## STATED TASK:
Write each line out exactly, leaving none out.

(Dataset rows about figures)
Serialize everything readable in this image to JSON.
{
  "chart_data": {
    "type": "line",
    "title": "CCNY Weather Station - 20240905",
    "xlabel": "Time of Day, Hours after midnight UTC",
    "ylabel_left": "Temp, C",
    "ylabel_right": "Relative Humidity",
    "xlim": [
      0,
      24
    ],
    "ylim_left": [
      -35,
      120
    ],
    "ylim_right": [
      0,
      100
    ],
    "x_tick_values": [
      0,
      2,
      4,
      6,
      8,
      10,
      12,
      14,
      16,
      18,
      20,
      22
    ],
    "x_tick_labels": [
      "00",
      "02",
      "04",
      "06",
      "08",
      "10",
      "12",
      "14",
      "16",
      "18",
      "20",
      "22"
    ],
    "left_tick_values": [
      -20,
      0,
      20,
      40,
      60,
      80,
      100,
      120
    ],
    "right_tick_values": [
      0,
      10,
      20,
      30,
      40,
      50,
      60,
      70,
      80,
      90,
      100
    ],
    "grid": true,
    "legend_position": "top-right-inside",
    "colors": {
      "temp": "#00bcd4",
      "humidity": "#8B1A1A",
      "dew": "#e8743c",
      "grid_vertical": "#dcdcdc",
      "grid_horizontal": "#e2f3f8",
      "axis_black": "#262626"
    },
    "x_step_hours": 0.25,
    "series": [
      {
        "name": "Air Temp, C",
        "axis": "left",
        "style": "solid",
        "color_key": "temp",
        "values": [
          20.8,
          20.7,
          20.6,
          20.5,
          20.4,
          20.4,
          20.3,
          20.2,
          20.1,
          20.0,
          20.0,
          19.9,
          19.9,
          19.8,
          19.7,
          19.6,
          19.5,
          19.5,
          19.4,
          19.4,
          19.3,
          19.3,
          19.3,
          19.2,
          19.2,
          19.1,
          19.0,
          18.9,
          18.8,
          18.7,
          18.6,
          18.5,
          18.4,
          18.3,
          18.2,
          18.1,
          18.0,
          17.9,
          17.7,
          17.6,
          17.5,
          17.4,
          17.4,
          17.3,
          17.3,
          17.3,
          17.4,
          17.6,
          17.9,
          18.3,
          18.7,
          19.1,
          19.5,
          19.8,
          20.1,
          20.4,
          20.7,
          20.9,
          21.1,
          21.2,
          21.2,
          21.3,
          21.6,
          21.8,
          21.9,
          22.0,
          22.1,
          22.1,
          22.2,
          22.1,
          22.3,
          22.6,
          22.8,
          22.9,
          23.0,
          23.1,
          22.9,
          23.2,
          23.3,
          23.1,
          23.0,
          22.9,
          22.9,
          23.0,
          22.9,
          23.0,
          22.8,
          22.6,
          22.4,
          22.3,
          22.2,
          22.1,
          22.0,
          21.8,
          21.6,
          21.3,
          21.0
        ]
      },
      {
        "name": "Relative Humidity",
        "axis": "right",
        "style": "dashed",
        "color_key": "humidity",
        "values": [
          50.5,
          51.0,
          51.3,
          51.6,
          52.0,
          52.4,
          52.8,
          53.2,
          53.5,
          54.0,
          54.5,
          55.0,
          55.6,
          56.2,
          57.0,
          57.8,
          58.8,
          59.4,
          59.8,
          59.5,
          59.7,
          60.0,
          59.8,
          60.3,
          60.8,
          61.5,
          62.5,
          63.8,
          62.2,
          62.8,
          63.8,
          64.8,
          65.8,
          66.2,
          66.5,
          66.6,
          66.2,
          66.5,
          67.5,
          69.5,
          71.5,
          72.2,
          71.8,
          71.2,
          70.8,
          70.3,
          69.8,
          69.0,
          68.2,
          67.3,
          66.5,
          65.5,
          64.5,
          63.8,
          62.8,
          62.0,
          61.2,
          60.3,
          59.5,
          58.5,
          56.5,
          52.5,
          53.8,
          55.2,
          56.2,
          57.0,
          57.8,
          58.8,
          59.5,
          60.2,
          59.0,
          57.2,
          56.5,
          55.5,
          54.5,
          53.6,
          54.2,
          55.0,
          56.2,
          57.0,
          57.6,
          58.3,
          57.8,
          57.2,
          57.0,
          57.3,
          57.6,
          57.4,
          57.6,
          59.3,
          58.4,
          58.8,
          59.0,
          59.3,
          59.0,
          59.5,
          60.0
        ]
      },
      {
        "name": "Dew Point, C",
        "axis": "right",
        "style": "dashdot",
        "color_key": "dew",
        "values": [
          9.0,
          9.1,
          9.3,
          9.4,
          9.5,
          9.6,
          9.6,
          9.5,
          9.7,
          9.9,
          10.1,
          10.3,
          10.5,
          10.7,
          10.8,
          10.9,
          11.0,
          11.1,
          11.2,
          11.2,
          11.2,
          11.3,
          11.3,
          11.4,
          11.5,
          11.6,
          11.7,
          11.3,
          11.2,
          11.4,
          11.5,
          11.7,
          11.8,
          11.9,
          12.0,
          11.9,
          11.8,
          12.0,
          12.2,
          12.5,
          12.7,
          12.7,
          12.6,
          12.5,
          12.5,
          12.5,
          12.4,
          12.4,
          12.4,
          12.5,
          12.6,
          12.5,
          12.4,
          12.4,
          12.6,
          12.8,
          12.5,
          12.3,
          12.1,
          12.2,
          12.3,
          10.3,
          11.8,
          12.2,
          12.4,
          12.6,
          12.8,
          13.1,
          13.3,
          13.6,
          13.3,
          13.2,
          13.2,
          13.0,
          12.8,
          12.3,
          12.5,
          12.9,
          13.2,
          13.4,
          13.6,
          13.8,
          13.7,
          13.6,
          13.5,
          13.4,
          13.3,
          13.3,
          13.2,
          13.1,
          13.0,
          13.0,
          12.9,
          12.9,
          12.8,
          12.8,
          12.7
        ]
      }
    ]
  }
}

## RESULT OF THIS TASK:
Serialize everything readable in this image to JSON.
{
  "chart_data": {
    "type": "line",
    "title": "CCNY Weather Station - 20240905",
    "xlabel": "Time of Day, Hours after midnight UTC",
    "ylabel_left": "Temp, C",
    "ylabel_right": "Relative Humidity",
    "xlim": [
      0,
      24
    ],
    "ylim_left": [
      -35,
      120
    ],
    "ylim_right": [
      0,
      100
    ],
    "x_tick_values": [
      0,
      2,
      4,
      6,
      8,
      10,
      12,
      14,
      16,
      18,
      20,
      22
    ],
    "x_tick_labels": [
      "00",
      "02",
      "04",
      "06",
      "08",
      "10",
      "12",
      "14",
      "16",
      "18",
      "20",
      "22"
    ],
    "left_tick_values": [
      -20,
      0,
      20,
      40,
      60,
      80,
      100,
      120
    ],
    "right_tick_values": [
      0,
      10,
      20,
      30,
      40,
      50,
      60,
      70,
      80,
      90,
      100
    ],
    "grid": true,
    "legend_position": "top-right-inside",
    "colors": {
      "temp": "#00bcd4",
      "humidity": "#8B1A1A",
      "dew": "#e8743c",
      "grid_vertical": "#dcdcdc",
      "grid_horizontal": "#e2f3f8",
      "axis_black": "#262626"
    },
    "x_step_hours": 0.25,
    "series": [
      {
        "name": "Air Temp, C",
        "axis": "left",
        "style": "solid",
        "color_key": "temp",
        "values": [
          20.8,
          20.7,
          20.6,
          20.5,
          20.4,
          20.4,
          20.3,
          20.2,
          20.1,
          20.0,
          20.0,
          19.9,
          19.9,
          19.8,
          19.7,
          19.6,
          19.5,
          19.5,
          19.4,
          19.4,
          19.3,
          19.3,
          19.3,
          19.2,
          19.2,
          19.1,
          19.0,
          18.9,
          18.8,
          18.7,
          18.6,
          18.5,
          18.4,
          18.3,
          18.2,
          18.1,
          18.0,
          17.9,
          17.7,
          17.6,
          17.5,
          17.4,
          17.4,
          17.3,
          17.3,
          17.3,
          17.4,
          17.6,
          17.9,
          18.3,
          18.7,
          19.1,
          19.5,
          19.8,
          20.1,
          20.4,
          20.7,
          20.9,
          21.1,
          21.2,
          21.2,
          21.3,
          21.6,
          21.8,
          21.9,
          22.0,
          22.1,
          22.1,
          22.2,
          22.1,
          22.3,
          22.6,
          22.8,
          22.9,
          23.0,
          23.1,
          22.9,
          23.2,
          23.3,
          23.1,
          23.0,
          22.9,
          22.9,
          23.0,
          22.9,
          23.0,
          22.8,
          22.6,
          22.4,
          22.3,
          22.2,
          22.1,
          22.0,
          21.8,
          21.6,
          21.3,
          21.0
        ]
      },
      {
        "name": "Relative Humidity",
        "axis": "right",
        "style": "dashed",
        "color_key": "humidity",
        "values": [
          50.5,
          51.0,
          51.3,
          51.6,
          52.0,
          52.4,
          52.8,
          53.2,
          53.5,
          54.0,
          54.5,
          55.0,
          55.6,
          56.2,
          57.0,
          57.8,
          58.8,
          59.4,
          59.8,
          59.5,
          59.7,
          60.0,
          59.8,
          60.3,
          60.8,
          61.5,
          62.5,
          63.8,
          62.2,
          62.8,
          63.8,
          64.8,
          65.8,
          66.2,
          66.5,
          66.6,
          66.2,
          66.5,
          67.5,
          69.5,
          71.5,
          72.2,
          71.8,
          71.2,
          70.8,
          70.3,
          69.8,
          69.0,
          68.2,
          67.3,
          66.5,
          65.5,
          64.5,
          63.8,
          62.8,
          62.0,
          61.2,
          60.3,
          59.5,
          58.5,
          56.5,
          52.5,
          53.8,
          55.2,
          56.2,
          57.0,
          57.8,
          58.8,
          59.5,
          60.2,
          59.0,
          57.2,
          56.5,
          55.5,
          54.5,
          53.6,
          54.2,
          55.0,
          56.2,
          57.0,
          57.6,
          58.3,
          57.8,
          57.2,
          57.0,
          57.3,
          57.6,
          57.4,
          57.6,
          59.3,
          58.4,
          58.8,
          59.0,
          59.3,
          59.0,
          59.5,
          60.0
        ]
      },
      {
        "name": "Dew Point, C",
        "axis": "right",
        "style": "dashdot",
        "color_key": "dew",
        "values": [
          9.0,
          9.1,
          9.3,
          9.4,
          9.5,
          9.6,
          9.6,
          9.5,
          9.7,
          9.9,
          10.1,
          10.3,
          10.5,
          10.7,
          10.8,
          10.9,
          11.0,
          11.1,
          11.2,
          11.2,
          11.2,
          11.3,
          11.3,
          11.4,
          11.5,
          11.6,
          11.7,
          11.3,
          11.2,
          11.4,
          11.5,
          11.7,
          11.8,
          11.9,
          12.0,
          11.9,
          11.8,
          12.0,
          12.2,
          12.5,
          12.7,
          12.7,
          12.6,
          12.5,
          12.5,
          12.5,
          12.4,
          12.4,
          12.4,
          12.5,
          12.6,
          12.5,
          12.4,
          12.4,
          12.6,
          12.8,
          12.5,
          12.3,
          12.1,
          12.2,
          12.3,
          10.3,
          11.8,
          12.2,
          12.4,
          12.6,
          12.8,
          13.1,
          13.3,
          13.6,
          13.3,
          13.2,
          13.2,
          13.0,
          12.8,
          12.3,
          12.5,
          12.9,
          13.2,
          13.4,
          13.6,
          13.8,
          13.7,
          13.6,
          13.5,
          13.4,
          13.3,
          13.3,
          13.2,
          13.1,
          13.0,
          13.0,
          12.9,
          12.9,
          12.8,
          12.8,
          12.7
        ]
      }
    ]
  }
}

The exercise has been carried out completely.